Set task
Copy all records verbatim.

Data for processing
=-=-=-=-=
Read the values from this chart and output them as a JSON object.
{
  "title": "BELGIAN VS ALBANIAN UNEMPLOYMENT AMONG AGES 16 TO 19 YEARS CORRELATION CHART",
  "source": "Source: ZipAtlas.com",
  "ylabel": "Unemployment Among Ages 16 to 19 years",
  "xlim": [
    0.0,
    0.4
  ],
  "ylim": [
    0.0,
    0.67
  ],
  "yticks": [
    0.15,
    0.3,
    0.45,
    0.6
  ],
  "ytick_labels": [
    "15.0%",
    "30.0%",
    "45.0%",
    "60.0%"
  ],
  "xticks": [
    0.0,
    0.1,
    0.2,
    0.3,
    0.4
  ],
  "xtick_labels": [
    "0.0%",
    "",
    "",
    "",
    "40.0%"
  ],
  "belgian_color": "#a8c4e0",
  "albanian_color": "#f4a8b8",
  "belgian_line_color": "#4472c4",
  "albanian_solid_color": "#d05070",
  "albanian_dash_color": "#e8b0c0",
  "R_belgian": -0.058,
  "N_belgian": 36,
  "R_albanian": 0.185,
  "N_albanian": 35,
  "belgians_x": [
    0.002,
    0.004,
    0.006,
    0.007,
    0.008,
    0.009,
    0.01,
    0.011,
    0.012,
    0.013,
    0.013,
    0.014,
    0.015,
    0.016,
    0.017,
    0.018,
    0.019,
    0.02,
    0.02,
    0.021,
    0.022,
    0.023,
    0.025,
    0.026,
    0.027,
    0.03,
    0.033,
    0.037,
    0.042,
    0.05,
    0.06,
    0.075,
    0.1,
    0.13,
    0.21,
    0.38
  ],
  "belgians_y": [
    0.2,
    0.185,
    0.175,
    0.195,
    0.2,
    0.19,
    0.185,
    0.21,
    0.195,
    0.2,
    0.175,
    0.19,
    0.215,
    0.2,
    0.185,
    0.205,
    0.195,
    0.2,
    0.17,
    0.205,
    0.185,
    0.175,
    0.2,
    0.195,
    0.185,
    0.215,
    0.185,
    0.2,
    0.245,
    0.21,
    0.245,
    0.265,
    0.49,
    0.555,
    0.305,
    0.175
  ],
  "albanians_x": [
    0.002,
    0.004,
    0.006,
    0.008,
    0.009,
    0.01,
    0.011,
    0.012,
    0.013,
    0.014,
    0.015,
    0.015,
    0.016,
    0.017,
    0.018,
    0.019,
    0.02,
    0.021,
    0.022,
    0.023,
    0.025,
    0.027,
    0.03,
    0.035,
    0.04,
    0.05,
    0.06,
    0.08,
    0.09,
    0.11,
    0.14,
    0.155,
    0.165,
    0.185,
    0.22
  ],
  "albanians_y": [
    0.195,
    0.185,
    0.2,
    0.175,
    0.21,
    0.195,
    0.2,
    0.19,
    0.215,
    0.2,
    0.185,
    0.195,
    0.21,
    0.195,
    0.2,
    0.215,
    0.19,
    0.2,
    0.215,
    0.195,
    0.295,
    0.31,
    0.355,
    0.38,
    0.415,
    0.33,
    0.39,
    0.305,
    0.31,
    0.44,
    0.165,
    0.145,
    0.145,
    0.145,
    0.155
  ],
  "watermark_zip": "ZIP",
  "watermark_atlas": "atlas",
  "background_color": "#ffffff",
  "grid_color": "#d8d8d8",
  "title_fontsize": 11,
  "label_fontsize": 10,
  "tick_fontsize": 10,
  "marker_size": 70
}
=-=-=-=-=
Result of the exercise
Read the values from this chart and output them as a JSON object.
{
  "title": "BELGIAN VS ALBANIAN UNEMPLOYMENT AMONG AGES 16 TO 19 YEARS CORRELATION CHART",
  "source": "Source: ZipAtlas.com",
  "ylabel": "Unemployment Among Ages 16 to 19 years",
  "xlim": [
    0.0,
    0.4
  ],
  "ylim": [
    0.0,
    0.67
  ],
  "yticks": [
    0.15,
    0.3,
    0.45,
    0.6
  ],
  "ytick_labels": [
    "15.0%",
    "30.0%",
    "45.0%",
    "60.0%"
  ],
  "xticks": [
    0.0,
    0.1,
    0.2,
    0.3,
    0.4
  ],
  "xtick_labels": [
    "0.0%",
    "",
    "",
    "",
    "40.0%"
  ],
  "belgian_color": "#a8c4e0",
  "albanian_color": "#f4a8b8",
  "belgian_line_color": "#4472c4",
  "albanian_solid_color": "#d05070",
  "albanian_dash_color": "#e8b0c0",
  "R_belgian": -0.058,
  "N_belgian": 36,
  "R_albanian": 0.185,
  "N_albanian": 35,
  "belgians_x": [
    0.002,
    0.004,
    0.006,
    0.007,
    0.008,
    0.009,
    0.01,
    0.011,
    0.012,
    0.013,
    0.013,
    0.014,
    0.015,
    0.016,
    0.017,
    0.018,
    0.019,
    0.02,
    0.02,
    0.021,
    0.022,
    0.023,
    0.025,
    0.026,
    0.027,
    0.03,
    0.033,
    0.037,
    0.042,
    0.05,
    0.06,
    0.075,
    0.1,
    0.13,
    0.21,
    0.38
  ],
  "belgians_y": [
    0.2,
    0.185,
    0.175,
    0.195,
    0.2,
    0.19,
    0.185,
    0.21,
    0.195,
    0.2,
    0.175,
    0.19,
    0.215,
    0.2,
    0.185,
    0.205,
    0.195,
    0.2,
    0.17,
    0.205,
    0.185,
    0.175,
    0.2,
    0.195,
    0.185,
    0.215,
    0.185,
    0.2,
    0.245,
    0.21,
    0.245,
    0.265,
    0.49,
    0.555,
    0.305,
    0.175
  ],
  "albanians_x": [
    0.002,
    0.004,
    0.006,
    0.008,
    0.009,
    0.01,
    0.011,
    0.012,
    0.013,
    0.014,
    0.015,
    0.015,
    0.016,
    0.017,
    0.018,
    0.019,
    0.02,
    0.021,
    0.022,
    0.023,
    0.025,
    0.027,
    0.03,
    0.035,
    0.04,
    0.05,
    0.06,
    0.08,
    0.09,
    0.11,
    0.14,
    0.155,
    0.165,
    0.185,
    0.22
  ],
  "albanians_y": [
    0.195,
    0.185,
    0.2,
    0.175,
    0.21,
    0.195,
    0.2,
    0.19,
    0.215,
    0.2,
    0.185,
    0.195,
    0.21,
    0.195,
    0.2,
    0.215,
    0.19,
    0.2,
    0.215,
    0.195,
    0.295,
    0.31,
    0.355,
    0.38,
    0.415,
    0.33,
    0.39,
    0.305,
    0.31,
    0.44,
    0.165,
    0.145,
    0.145,
    0.145,
    0.155
  ],
  "watermark_zip": "ZIP",
  "watermark_atlas": "atlas",
  "background_color": "#ffffff",
  "grid_color": "#d8d8d8",
  "title_fontsize": 11,
  "label_fontsize": 10,
  "tick_fontsize": 10,
  "marker_size": 70
}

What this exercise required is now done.